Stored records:
.....

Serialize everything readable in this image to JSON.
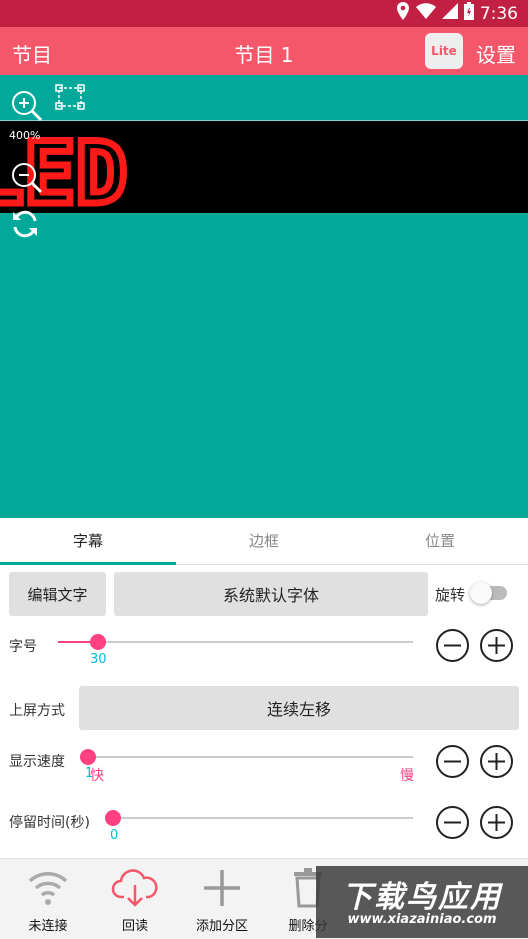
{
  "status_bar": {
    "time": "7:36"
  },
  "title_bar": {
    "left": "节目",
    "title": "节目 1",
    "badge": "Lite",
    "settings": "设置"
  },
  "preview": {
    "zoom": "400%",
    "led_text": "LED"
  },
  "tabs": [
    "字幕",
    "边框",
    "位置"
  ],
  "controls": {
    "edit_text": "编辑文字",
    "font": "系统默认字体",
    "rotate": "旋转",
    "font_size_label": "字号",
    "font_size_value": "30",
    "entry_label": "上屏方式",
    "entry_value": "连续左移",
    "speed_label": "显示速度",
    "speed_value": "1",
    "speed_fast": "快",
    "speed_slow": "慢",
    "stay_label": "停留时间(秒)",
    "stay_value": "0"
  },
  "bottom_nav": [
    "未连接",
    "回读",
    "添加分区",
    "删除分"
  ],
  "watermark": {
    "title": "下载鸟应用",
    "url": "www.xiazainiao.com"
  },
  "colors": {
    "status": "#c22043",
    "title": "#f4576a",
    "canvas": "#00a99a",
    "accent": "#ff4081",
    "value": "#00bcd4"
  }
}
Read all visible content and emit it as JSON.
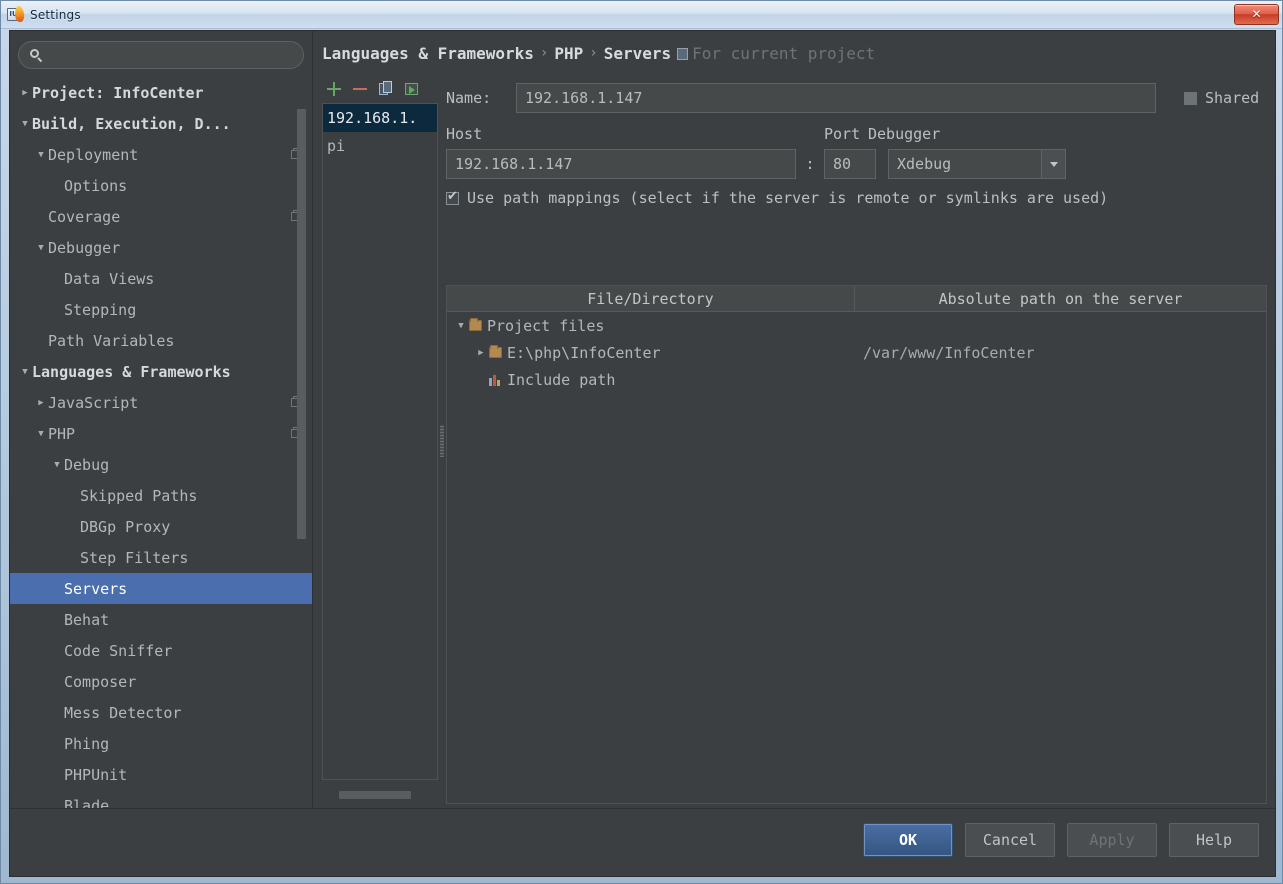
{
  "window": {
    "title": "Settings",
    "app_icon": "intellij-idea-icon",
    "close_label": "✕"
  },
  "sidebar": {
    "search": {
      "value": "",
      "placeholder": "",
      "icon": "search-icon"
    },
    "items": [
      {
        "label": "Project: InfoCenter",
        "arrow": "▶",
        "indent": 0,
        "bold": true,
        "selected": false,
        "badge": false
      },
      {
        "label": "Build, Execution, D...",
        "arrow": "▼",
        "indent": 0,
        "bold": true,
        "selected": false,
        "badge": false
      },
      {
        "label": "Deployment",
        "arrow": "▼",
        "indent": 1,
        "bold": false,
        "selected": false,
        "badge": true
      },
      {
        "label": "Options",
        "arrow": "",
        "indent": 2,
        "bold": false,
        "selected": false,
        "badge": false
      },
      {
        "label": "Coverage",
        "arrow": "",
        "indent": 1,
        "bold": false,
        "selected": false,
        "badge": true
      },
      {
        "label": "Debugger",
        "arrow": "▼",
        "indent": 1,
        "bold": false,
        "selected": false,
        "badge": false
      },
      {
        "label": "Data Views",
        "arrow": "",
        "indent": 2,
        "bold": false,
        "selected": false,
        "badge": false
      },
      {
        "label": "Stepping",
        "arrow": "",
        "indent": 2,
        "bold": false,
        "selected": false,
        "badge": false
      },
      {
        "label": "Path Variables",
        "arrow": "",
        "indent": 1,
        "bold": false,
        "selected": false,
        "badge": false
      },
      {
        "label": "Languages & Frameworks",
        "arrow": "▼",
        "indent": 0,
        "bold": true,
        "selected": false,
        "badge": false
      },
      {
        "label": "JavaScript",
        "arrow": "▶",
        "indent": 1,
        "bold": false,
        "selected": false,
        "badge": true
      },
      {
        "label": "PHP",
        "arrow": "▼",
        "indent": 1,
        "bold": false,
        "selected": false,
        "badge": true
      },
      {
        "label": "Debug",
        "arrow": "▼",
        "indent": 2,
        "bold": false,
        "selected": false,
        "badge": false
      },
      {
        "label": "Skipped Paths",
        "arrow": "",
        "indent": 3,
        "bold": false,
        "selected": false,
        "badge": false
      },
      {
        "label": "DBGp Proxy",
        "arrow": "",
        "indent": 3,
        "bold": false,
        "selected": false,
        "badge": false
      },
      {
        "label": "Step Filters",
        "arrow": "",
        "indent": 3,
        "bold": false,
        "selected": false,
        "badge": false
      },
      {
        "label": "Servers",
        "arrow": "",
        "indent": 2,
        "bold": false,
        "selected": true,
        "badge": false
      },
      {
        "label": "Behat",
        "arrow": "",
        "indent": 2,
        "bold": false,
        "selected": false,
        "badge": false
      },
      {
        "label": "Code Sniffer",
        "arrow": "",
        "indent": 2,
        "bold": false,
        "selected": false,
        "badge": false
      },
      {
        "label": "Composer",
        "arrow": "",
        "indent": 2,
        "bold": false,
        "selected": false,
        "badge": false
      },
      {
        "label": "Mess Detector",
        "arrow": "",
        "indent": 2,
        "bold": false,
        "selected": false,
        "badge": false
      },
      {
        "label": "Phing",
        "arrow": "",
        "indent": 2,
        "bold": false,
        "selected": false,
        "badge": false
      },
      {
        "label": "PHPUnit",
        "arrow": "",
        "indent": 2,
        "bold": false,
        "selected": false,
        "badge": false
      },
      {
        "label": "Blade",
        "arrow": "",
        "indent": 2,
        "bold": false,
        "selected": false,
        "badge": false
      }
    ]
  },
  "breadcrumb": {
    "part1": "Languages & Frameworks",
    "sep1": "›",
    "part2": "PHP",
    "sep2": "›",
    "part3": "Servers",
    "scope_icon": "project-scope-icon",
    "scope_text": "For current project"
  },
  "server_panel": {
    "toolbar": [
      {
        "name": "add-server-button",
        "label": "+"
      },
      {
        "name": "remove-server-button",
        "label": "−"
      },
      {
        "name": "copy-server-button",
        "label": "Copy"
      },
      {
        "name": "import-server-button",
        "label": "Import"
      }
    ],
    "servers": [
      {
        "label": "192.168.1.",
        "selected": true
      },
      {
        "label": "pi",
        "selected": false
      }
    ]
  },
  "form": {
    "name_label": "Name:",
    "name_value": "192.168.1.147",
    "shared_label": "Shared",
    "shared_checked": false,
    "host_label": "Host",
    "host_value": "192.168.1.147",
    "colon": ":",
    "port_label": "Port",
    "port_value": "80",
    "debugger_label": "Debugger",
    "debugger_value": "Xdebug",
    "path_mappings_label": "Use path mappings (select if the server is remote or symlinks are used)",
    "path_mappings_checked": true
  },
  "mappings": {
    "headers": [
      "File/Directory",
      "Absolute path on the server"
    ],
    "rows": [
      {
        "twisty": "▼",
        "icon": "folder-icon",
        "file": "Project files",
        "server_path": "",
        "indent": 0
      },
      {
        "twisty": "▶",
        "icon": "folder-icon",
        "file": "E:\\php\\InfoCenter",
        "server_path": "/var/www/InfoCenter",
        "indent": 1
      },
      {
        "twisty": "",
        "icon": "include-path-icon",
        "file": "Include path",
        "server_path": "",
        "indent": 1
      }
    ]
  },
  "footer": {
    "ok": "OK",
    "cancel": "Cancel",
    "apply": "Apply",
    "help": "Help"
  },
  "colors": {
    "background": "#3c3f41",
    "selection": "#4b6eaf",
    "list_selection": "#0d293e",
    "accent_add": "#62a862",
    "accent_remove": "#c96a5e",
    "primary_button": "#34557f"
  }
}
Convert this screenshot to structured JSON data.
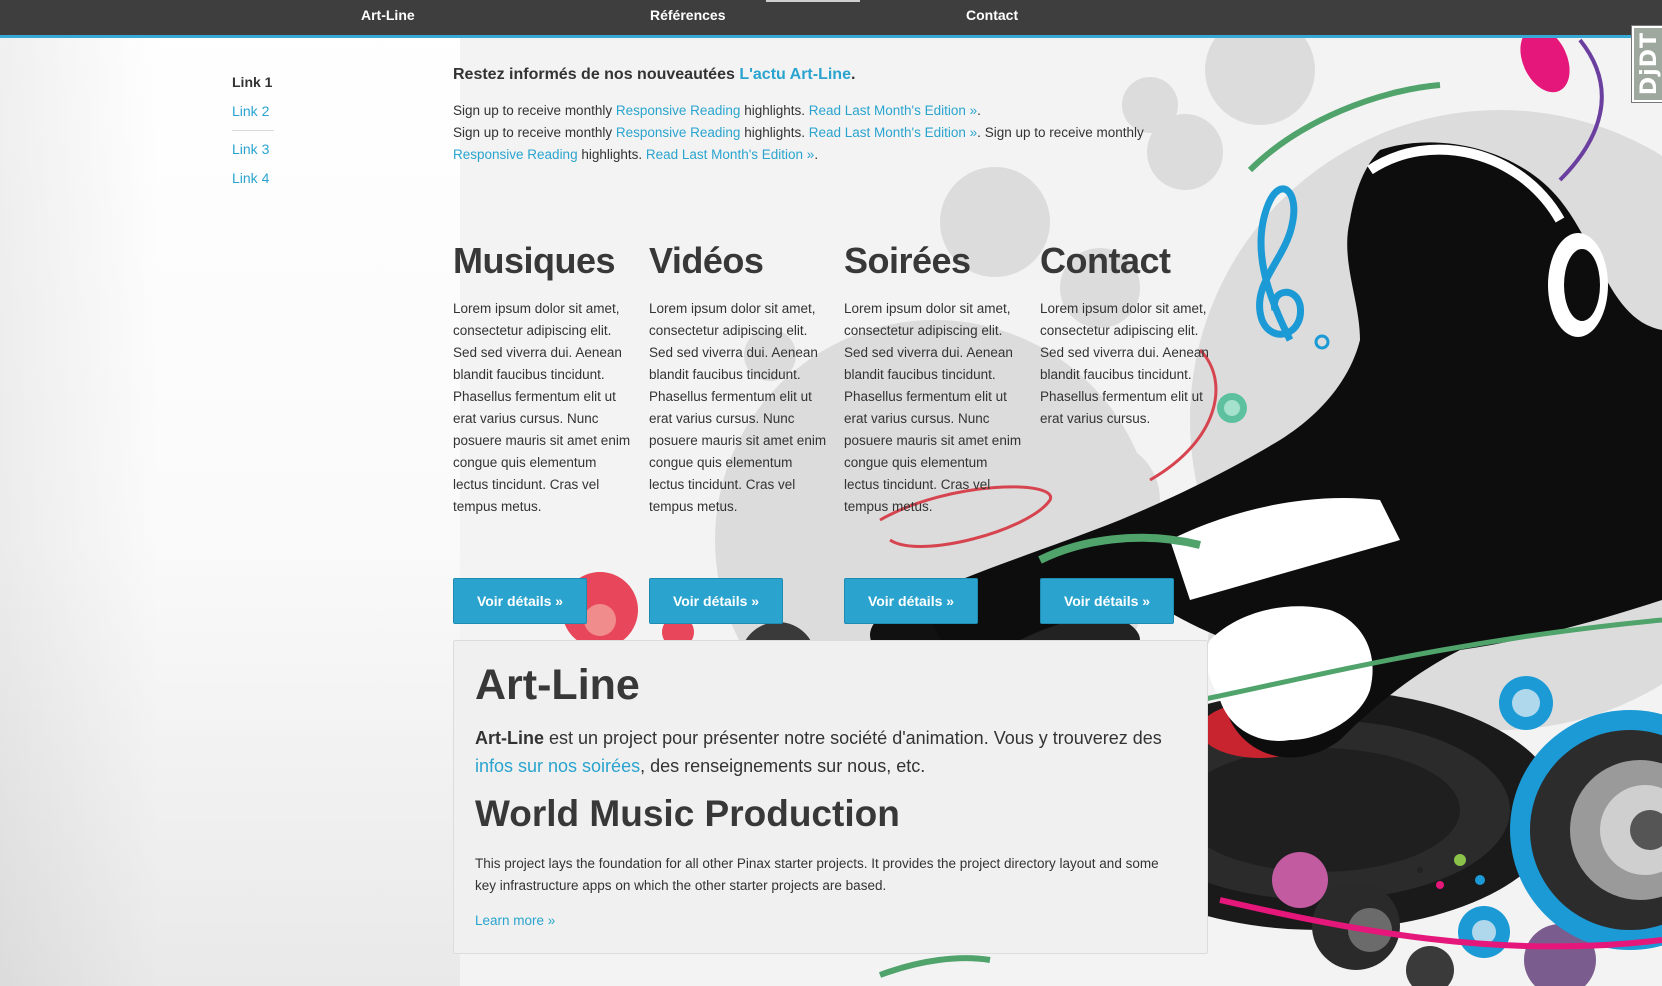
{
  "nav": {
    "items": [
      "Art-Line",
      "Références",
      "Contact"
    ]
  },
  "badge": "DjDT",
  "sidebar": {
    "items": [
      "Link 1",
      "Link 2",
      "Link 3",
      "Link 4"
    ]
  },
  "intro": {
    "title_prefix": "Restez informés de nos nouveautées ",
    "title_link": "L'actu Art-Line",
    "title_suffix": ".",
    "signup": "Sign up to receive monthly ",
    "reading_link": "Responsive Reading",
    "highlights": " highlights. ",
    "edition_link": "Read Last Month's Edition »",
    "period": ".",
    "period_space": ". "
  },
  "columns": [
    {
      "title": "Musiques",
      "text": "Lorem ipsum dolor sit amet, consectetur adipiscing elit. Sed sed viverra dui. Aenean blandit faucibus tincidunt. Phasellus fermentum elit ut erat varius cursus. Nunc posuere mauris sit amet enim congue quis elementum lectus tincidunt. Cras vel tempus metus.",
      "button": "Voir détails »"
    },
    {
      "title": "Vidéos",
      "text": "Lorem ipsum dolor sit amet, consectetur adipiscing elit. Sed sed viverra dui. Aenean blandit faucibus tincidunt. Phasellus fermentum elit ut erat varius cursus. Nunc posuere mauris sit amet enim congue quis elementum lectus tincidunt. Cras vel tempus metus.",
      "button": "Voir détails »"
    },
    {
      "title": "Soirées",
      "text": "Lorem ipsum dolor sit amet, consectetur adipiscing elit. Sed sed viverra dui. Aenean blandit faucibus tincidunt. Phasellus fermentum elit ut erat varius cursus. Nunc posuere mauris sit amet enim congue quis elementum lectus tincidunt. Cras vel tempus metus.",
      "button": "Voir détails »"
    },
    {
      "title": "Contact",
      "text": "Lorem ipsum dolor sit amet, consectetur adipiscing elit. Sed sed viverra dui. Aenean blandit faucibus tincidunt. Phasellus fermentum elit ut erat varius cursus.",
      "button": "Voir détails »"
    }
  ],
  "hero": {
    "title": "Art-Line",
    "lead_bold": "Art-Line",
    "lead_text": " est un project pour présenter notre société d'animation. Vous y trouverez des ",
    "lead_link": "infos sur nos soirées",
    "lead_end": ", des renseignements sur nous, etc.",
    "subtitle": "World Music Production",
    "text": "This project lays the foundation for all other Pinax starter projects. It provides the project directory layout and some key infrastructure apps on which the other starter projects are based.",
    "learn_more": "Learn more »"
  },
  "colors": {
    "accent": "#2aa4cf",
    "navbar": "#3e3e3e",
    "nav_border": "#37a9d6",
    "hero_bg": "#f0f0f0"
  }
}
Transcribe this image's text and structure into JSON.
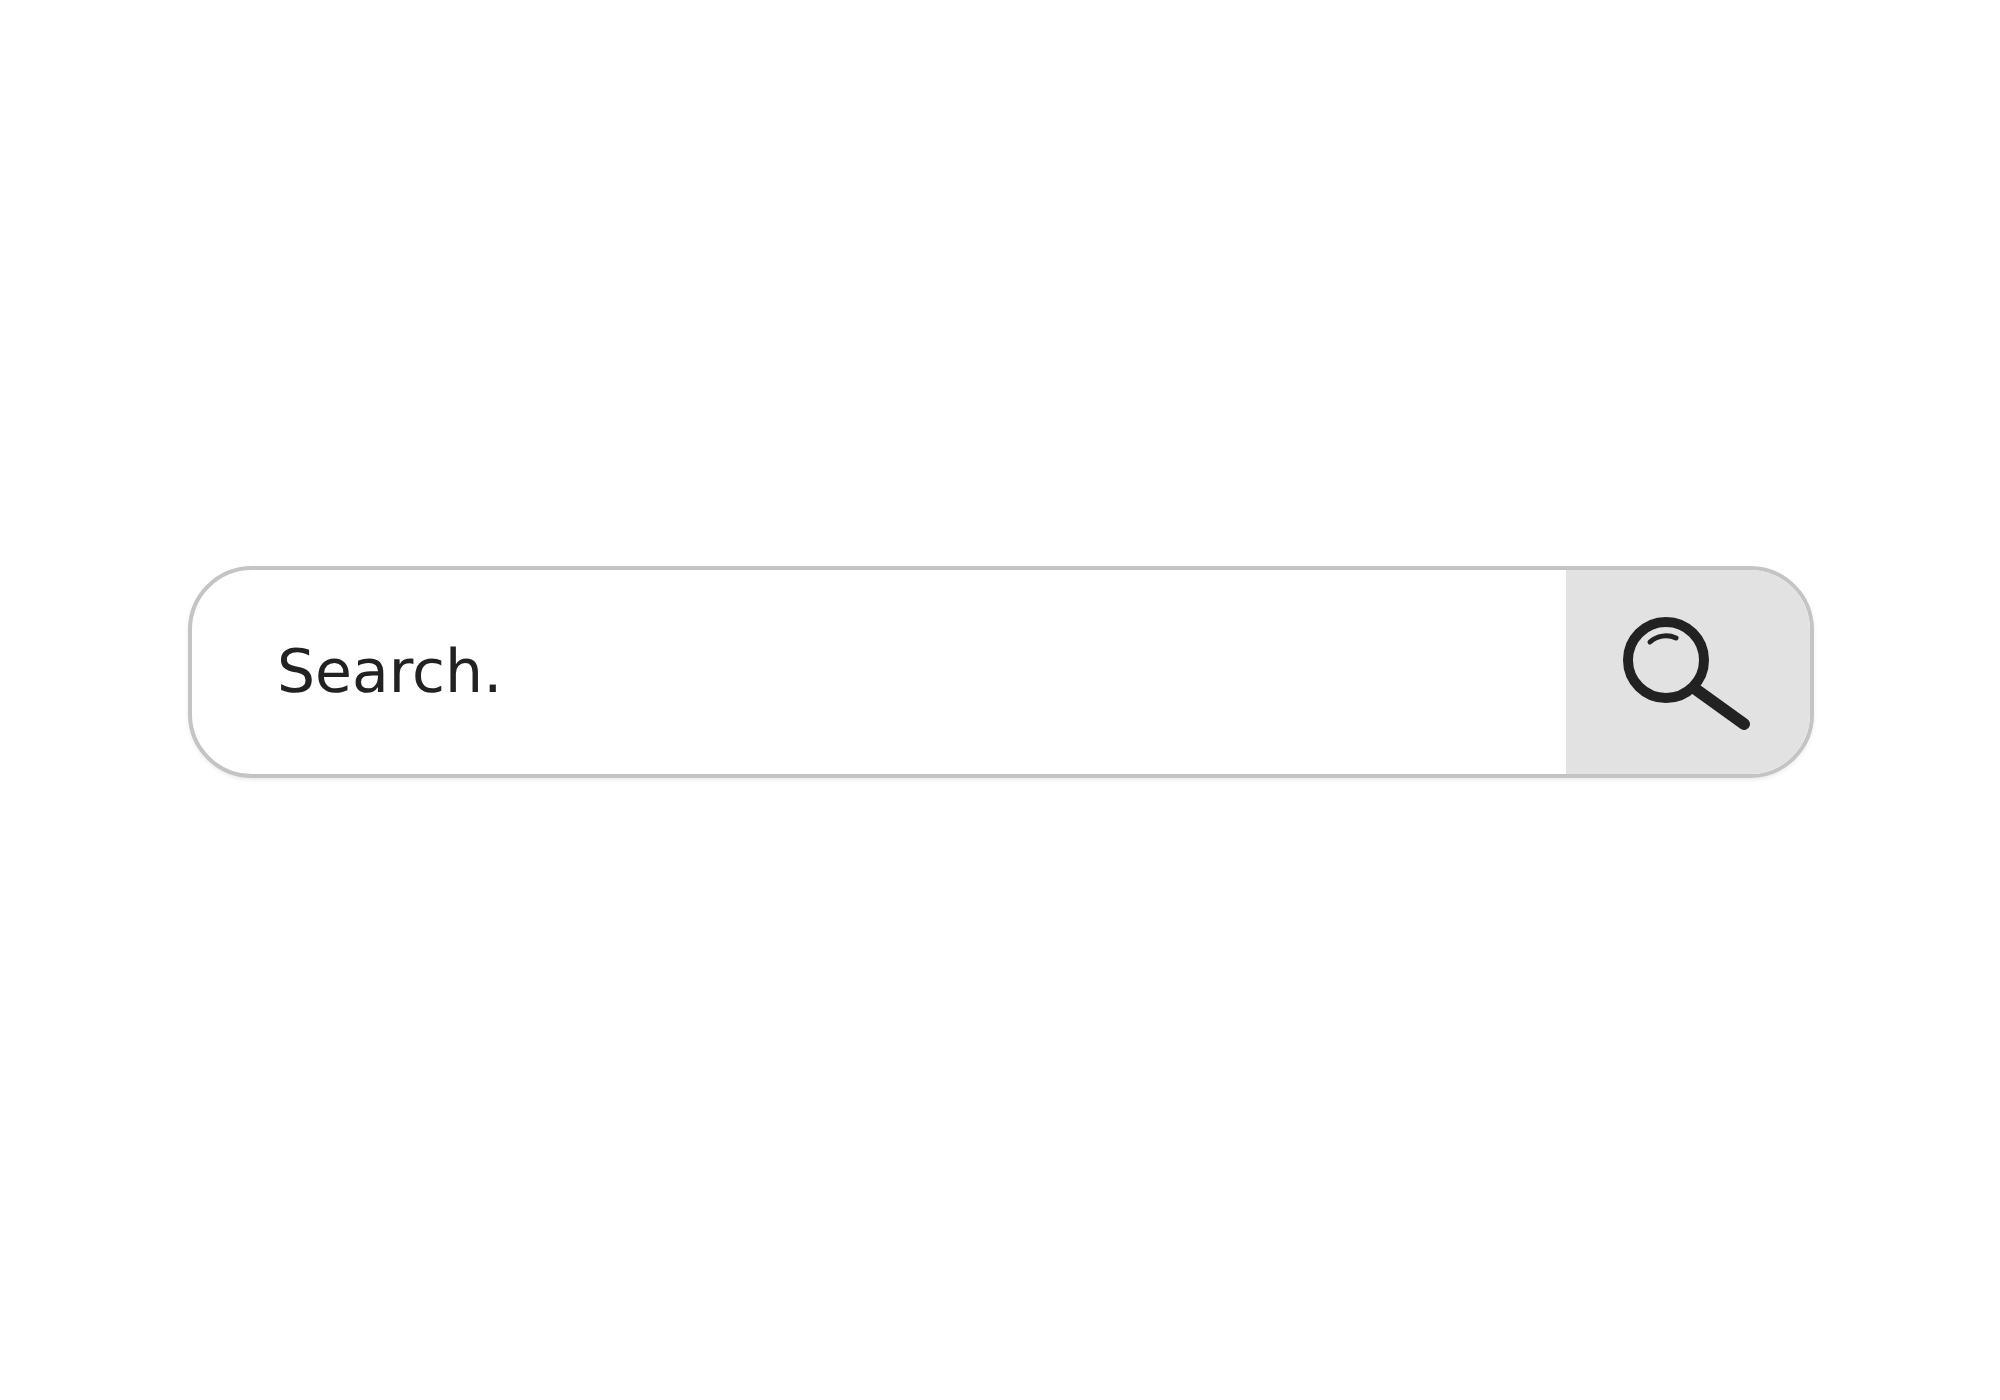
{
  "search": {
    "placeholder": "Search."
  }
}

.....

TASK TO COMPLETE:
Make a list of all lines in the data that contain "InfoCenter".

COMPLETE RESPONSE:
        "label": "Project: InfoCenter",
        "file": "E:\\php\\InfoCenter",
        "server_path": "/var/www/InfoCenter",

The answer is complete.